- _Yapılacak iş_: Aşağıdaki verilerin tamamını kopyala. Her satır hiç değişmeden aynı kalsın.

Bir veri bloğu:

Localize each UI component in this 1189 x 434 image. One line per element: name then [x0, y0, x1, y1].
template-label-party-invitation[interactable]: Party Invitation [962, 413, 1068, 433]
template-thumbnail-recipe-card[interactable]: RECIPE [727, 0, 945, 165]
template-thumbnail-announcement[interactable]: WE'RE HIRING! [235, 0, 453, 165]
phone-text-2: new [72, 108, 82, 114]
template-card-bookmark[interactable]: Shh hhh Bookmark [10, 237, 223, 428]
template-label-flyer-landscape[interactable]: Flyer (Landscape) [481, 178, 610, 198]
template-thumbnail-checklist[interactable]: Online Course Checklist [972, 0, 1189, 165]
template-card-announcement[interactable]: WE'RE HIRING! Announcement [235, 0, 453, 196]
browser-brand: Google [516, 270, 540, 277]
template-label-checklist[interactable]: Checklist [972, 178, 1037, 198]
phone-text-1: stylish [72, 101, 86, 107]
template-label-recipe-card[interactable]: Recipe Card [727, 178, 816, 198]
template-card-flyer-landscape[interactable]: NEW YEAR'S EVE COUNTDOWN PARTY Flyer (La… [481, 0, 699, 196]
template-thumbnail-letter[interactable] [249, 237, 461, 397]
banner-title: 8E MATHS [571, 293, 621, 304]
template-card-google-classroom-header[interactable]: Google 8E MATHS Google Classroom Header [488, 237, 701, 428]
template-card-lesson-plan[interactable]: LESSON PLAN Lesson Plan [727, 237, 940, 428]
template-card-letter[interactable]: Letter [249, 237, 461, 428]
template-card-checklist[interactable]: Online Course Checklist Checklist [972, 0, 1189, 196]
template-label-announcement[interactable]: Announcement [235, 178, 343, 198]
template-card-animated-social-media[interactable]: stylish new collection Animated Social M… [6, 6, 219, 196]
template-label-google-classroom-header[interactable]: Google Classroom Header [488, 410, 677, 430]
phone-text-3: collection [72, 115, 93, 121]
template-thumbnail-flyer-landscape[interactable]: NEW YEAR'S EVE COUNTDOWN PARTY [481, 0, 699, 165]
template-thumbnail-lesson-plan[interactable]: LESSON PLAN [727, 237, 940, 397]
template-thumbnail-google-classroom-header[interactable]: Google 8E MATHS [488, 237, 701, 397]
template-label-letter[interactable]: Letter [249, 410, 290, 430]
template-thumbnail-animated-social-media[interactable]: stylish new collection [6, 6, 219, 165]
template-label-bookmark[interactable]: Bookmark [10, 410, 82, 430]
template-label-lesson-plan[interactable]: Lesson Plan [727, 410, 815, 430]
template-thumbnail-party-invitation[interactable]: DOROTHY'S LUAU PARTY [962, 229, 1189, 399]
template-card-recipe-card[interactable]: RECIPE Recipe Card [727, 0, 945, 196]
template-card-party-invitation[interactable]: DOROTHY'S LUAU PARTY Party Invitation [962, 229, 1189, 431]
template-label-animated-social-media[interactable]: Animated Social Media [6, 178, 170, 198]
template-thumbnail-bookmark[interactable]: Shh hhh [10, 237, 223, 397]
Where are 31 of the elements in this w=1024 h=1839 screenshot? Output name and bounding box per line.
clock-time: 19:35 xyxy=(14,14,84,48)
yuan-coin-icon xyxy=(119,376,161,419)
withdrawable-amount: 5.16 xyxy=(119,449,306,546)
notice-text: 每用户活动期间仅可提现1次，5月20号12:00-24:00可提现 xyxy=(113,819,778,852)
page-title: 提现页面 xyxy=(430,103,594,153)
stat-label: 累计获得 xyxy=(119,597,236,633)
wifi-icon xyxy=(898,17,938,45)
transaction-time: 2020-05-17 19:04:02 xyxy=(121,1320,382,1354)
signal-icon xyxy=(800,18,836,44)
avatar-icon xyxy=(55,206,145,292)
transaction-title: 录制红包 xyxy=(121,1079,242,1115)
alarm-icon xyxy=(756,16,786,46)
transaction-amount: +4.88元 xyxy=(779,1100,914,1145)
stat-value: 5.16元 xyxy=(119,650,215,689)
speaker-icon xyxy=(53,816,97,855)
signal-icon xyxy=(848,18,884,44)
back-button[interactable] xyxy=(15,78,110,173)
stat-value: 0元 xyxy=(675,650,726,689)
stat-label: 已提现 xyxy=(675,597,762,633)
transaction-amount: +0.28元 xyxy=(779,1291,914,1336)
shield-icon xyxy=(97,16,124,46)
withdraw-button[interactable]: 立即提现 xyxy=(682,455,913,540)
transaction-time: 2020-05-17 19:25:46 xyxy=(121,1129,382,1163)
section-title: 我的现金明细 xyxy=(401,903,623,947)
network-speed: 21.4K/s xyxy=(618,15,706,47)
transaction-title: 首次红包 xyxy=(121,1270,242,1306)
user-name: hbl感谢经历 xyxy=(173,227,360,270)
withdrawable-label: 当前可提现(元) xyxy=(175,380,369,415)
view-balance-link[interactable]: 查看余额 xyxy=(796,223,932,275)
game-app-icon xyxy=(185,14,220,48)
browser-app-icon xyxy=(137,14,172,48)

- _Çıktı_:
Localize each UI component in this 1189 x 434 image. One line per element: name then [x0, y0, x1, y1].
template-label-party-invitation[interactable]: Party Invitation [962, 413, 1068, 433]
template-thumbnail-recipe-card[interactable]: RECIPE [727, 0, 945, 165]
template-thumbnail-announcement[interactable]: WE'RE HIRING! [235, 0, 453, 165]
phone-text-2: new [72, 108, 82, 114]
template-card-bookmark[interactable]: Shh hhh Bookmark [10, 237, 223, 428]
template-label-flyer-landscape[interactable]: Flyer (Landscape) [481, 178, 610, 198]
template-thumbnail-checklist[interactable]: Online Course Checklist [972, 0, 1189, 165]
template-card-announcement[interactable]: WE'RE HIRING! Announcement [235, 0, 453, 196]
browser-brand: Google [516, 270, 540, 277]
template-label-checklist[interactable]: Checklist [972, 178, 1037, 198]
phone-text-1: stylish [72, 101, 86, 107]
template-label-recipe-card[interactable]: Recipe Card [727, 178, 816, 198]
template-card-flyer-landscape[interactable]: NEW YEAR'S EVE COUNTDOWN PARTY Flyer (La… [481, 0, 699, 196]
template-thumbnail-letter[interactable] [249, 237, 461, 397]
banner-title: 8E MATHS [571, 293, 621, 304]
template-card-google-classroom-header[interactable]: Google 8E MATHS Google Classroom Header [488, 237, 701, 428]
template-card-lesson-plan[interactable]: LESSON PLAN Lesson Plan [727, 237, 940, 428]
template-card-letter[interactable]: Letter [249, 237, 461, 428]
template-card-checklist[interactable]: Online Course Checklist Checklist [972, 0, 1189, 196]
template-label-announcement[interactable]: Announcement [235, 178, 343, 198]
template-card-animated-social-media[interactable]: stylish new collection Animated Social M… [6, 6, 219, 196]
template-label-google-classroom-header[interactable]: Google Classroom Header [488, 410, 677, 430]
phone-text-3: collection [72, 115, 93, 121]
template-thumbnail-flyer-landscape[interactable]: NEW YEAR'S EVE COUNTDOWN PARTY [481, 0, 699, 165]
template-thumbnail-lesson-plan[interactable]: LESSON PLAN [727, 237, 940, 397]
template-thumbnail-google-classroom-header[interactable]: Google 8E MATHS [488, 237, 701, 397]
template-label-letter[interactable]: Letter [249, 410, 290, 430]
template-thumbnail-animated-social-media[interactable]: stylish new collection [6, 6, 219, 165]
template-label-bookmark[interactable]: Bookmark [10, 410, 82, 430]
template-label-lesson-plan[interactable]: Lesson Plan [727, 410, 815, 430]
template-thumbnail-party-invitation[interactable]: DOROTHY'S LUAU PARTY [962, 229, 1189, 399]
template-card-recipe-card[interactable]: RECIPE Recipe Card [727, 0, 945, 196]
template-card-party-invitation[interactable]: DOROTHY'S LUAU PARTY Party Invitation [962, 229, 1189, 431]
template-label-animated-social-media[interactable]: Animated Social Media [6, 178, 170, 198]
template-thumbnail-bookmark[interactable]: Shh hhh [10, 237, 223, 397]
Where are 31 of the elements in this w=1024 h=1839 screenshot? Output name and bounding box per line.
clock-time: 19:35 xyxy=(14,14,84,48)
yuan-coin-icon xyxy=(119,376,161,419)
withdrawable-amount: 5.16 xyxy=(119,449,306,546)
notice-text: 每用户活动期间仅可提现1次，5月20号12:00-24:00可提现 xyxy=(113,819,778,852)
page-title: 提现页面 xyxy=(430,103,594,153)
stat-label: 累计获得 xyxy=(119,597,236,633)
wifi-icon xyxy=(898,17,938,45)
transaction-time: 2020-05-17 19:04:02 xyxy=(121,1320,382,1354)
signal-icon xyxy=(800,18,836,44)
avatar-icon xyxy=(55,206,145,292)
transaction-title: 录制红包 xyxy=(121,1079,242,1115)
alarm-icon xyxy=(756,16,786,46)
transaction-amount: +4.88元 xyxy=(779,1100,914,1145)
stat-value: 5.16元 xyxy=(119,650,215,689)
speaker-icon xyxy=(53,816,97,855)
signal-icon xyxy=(848,18,884,44)
back-button[interactable] xyxy=(15,78,110,173)
stat-value: 0元 xyxy=(675,650,726,689)
stat-label: 已提现 xyxy=(675,597,762,633)
transaction-amount: +0.28元 xyxy=(779,1291,914,1336)
shield-icon xyxy=(97,16,124,46)
withdraw-button[interactable]: 立即提现 xyxy=(682,455,913,540)
transaction-time: 2020-05-17 19:25:46 xyxy=(121,1129,382,1163)
section-title: 我的现金明细 xyxy=(401,903,623,947)
network-speed: 21.4K/s xyxy=(618,15,706,47)
transaction-title: 首次红包 xyxy=(121,1270,242,1306)
user-name: hbl感谢经历 xyxy=(173,227,360,270)
withdrawable-label: 当前可提现(元) xyxy=(175,380,369,415)
view-balance-link[interactable]: 查看余额 xyxy=(796,223,932,275)
game-app-icon xyxy=(185,14,220,48)
browser-app-icon xyxy=(137,14,172,48)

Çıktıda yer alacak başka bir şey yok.